The request
Would you repeat the listing exactly but omit every picture?

Saved entries
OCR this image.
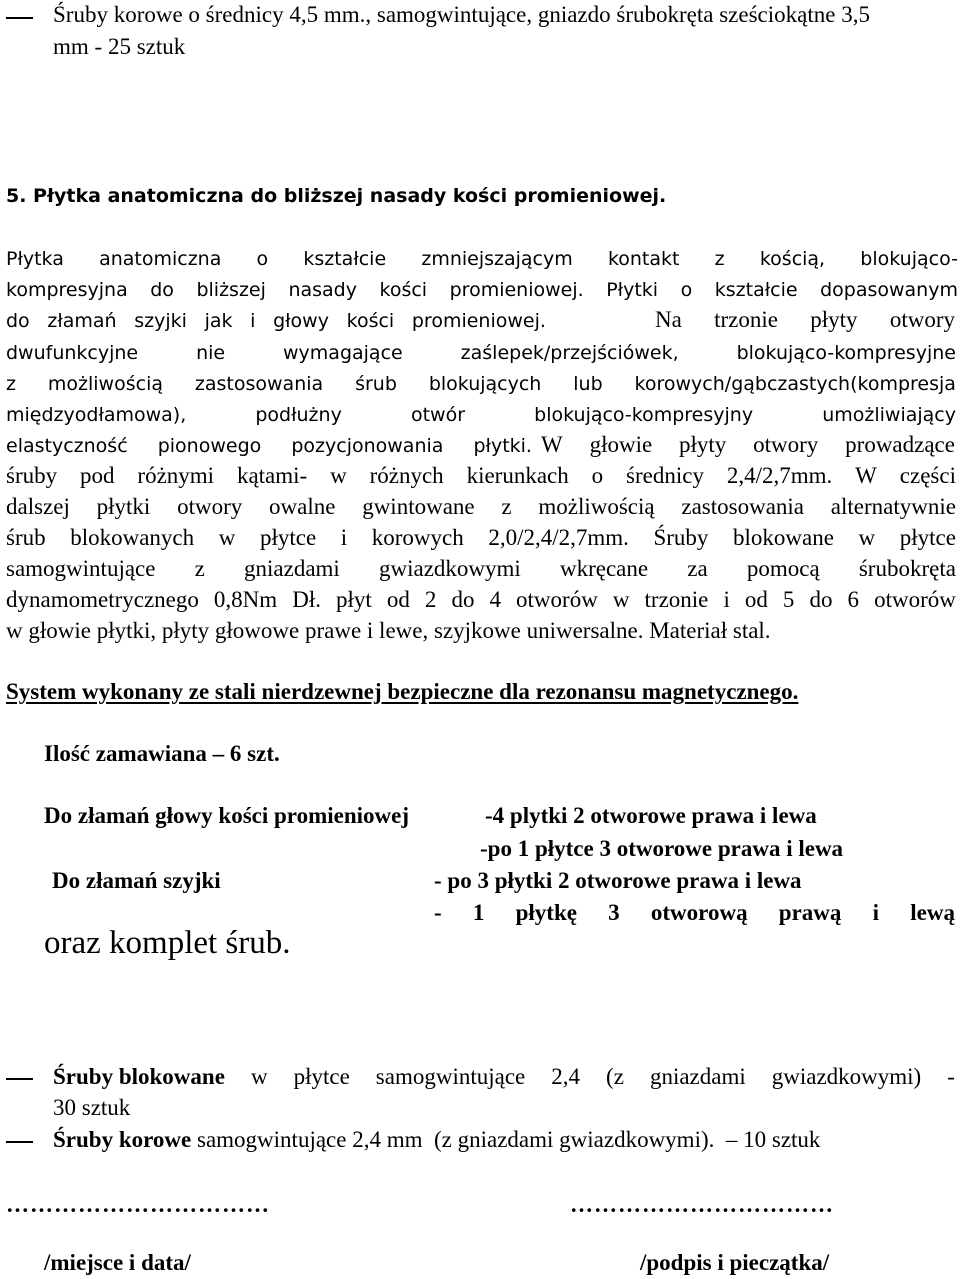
Śruby korowe o średnicy 4,5 mm., samogwintujące, gniazdo śrubokręta sześciokątne 3,5
mm - 25 sztuk
5. Płytka anatomiczna do bliższej nasady kości promieniowej.
Płytka anatomiczna o kształcie zmniejszającym kontakt z kością, blokująco-
kompresyjna do bliższej nasady kości promieniowej. Płytki o kształcie dopasowanym
do złamań szyjki jak i głowy kości promieniowej.	Na trzonie płyty otwory
dwufunkcyjne	nie	wymagające	zaślepek/przejściówek,	blokująco-kompresyjne
z możliwością zastosowania śrub blokujących lub korowych/gąbczastych(kompresja
międzyodłamowa),	podłużny	otwór	blokująco-kompresyjny	umożliwiający
elastyczność pionowego pozycjonowania płytki. W głowie płyty otwory prowadzące
śruby pod różnymi kątami- w różnych kierunkach o średnicy 2,4/2,7mm. W części
dalszej płytki otwory owalne gwintowane z możliwością zastosowania alternatywnie
śrub blokowanych w płytce i korowych 2,0/2,4/2,7mm. Śruby blokowane w płytce
samogwintujące z gniazdami gwiazdkowymi wkręcane za pomocą śrubokręta
dynamometrycznego 0,8Nm Dł. płyt od 2 do 4 otworów w trzonie i od 5 do 6 otworów
w głowie płytki, płyty głowowe prawe i lewe, szyjkowe uniwersalne. Materiał stal.
System wykonany ze stali nierdzewnej bezpieczne dla rezonansu magnetycznego.
Ilość zamawiana – 6 szt.
Do złamań głowy kości promieniowej	-4 plytki 2 otworowe prawa i lewa
-po 1 płytce 3 otworowe prawa i lewa
Do złamań szyjki	- po 3 płytki 2 otworowe prawa i lewa
- 1 płytkę 3 otworową prawą i lewą
oraz komplet śrub.
Śruby blokowane w płytce samogwintujące 2,4 (z gniazdami gwiazdkowymi) -
30 sztuk
Śruby korowe samogwintujące 2,4 mm  (z gniazdami gwiazdkowymi).  – 10 sztuk
……………………………	……………………………
/miejsce i data/	/podpis i pieczątka/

Solution to the problem
OCR this image.
Śruby korowe o średnicy 4,5 mm., samogwintujące, gniazdo śrubokręta sześciokątne 3,5
mm - 25 sztuk
5. Płytka anatomiczna do bliższej nasady kości promieniowej.
Płytka anatomiczna o kształcie zmniejszającym kontakt z kością, blokująco-
kompresyjna do bliższej nasady kości promieniowej. Płytki o kształcie dopasowanym
do złamań szyjki jak i głowy kości promieniowej.	Na trzonie płyty otwory
dwufunkcyjne	nie	wymagające	zaślepek/przejściówek,	blokująco-kompresyjne
z możliwością zastosowania śrub blokujących lub korowych/gąbczastych(kompresja
międzyodłamowa),	podłużny	otwór	blokująco-kompresyjny	umożliwiający
elastyczność pionowego pozycjonowania płytki. W głowie płyty otwory prowadzące
śruby pod różnymi kątami- w różnych kierunkach o średnicy 2,4/2,7mm. W części
dalszej płytki otwory owalne gwintowane z możliwością zastosowania alternatywnie
śrub blokowanych w płytce i korowych 2,0/2,4/2,7mm. Śruby blokowane w płytce
samogwintujące z gniazdami gwiazdkowymi wkręcane za pomocą śrubokręta
dynamometrycznego 0,8Nm Dł. płyt od 2 do 4 otworów w trzonie i od 5 do 6 otworów
w głowie płytki, płyty głowowe prawe i lewe, szyjkowe uniwersalne. Materiał stal.
System wykonany ze stali nierdzewnej bezpieczne dla rezonansu magnetycznego.
Ilość zamawiana – 6 szt.
Do złamań głowy kości promieniowej	-4 plytki 2 otworowe prawa i lewa
-po 1 płytce 3 otworowe prawa i lewa
Do złamań szyjki	- po 3 płytki 2 otworowe prawa i lewa
- 1 płytkę 3 otworową prawą i lewą
oraz komplet śrub.
Śruby blokowane w płytce samogwintujące 2,4 (z gniazdami gwiazdkowymi) -
30 sztuk
Śruby korowe samogwintujące 2,4 mm  (z gniazdami gwiazdkowymi).  – 10 sztuk
……………………………	……………………………
/miejsce i data/	/podpis i pieczątka/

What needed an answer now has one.